Your instructions -
Your task is to copy every line of the records below that contains "color".

Stored entries
+---+
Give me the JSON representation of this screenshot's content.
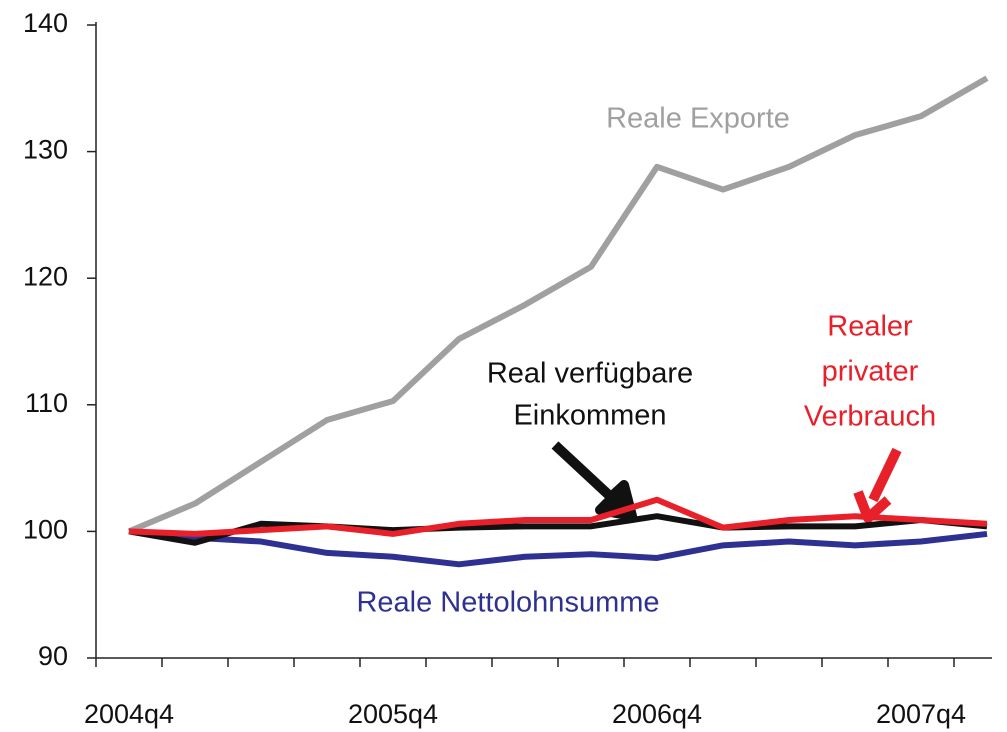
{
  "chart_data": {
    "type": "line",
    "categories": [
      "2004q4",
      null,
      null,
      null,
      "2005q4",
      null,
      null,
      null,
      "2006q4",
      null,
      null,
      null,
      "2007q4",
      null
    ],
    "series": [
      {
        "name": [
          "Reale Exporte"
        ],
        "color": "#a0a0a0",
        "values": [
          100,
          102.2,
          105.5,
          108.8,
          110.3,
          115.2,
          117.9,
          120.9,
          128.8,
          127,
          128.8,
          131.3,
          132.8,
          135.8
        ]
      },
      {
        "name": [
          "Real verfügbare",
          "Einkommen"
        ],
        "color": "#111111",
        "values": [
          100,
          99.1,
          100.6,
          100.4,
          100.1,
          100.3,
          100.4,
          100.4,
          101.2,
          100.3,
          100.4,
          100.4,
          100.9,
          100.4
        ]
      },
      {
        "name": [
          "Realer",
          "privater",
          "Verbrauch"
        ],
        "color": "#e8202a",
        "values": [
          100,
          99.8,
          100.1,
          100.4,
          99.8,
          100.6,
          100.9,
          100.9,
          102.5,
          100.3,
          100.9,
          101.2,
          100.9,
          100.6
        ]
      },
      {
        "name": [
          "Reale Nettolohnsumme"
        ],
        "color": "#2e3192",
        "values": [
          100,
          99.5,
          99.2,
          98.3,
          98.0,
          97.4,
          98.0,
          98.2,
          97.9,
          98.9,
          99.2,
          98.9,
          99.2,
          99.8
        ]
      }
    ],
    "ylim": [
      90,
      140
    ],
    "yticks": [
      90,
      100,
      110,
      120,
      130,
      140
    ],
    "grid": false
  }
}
+---+
Finished task -
        "color": "#a0a0a0",
        "color": "#111111",
        "color": "#e8202a",
        "color": "#2e3192",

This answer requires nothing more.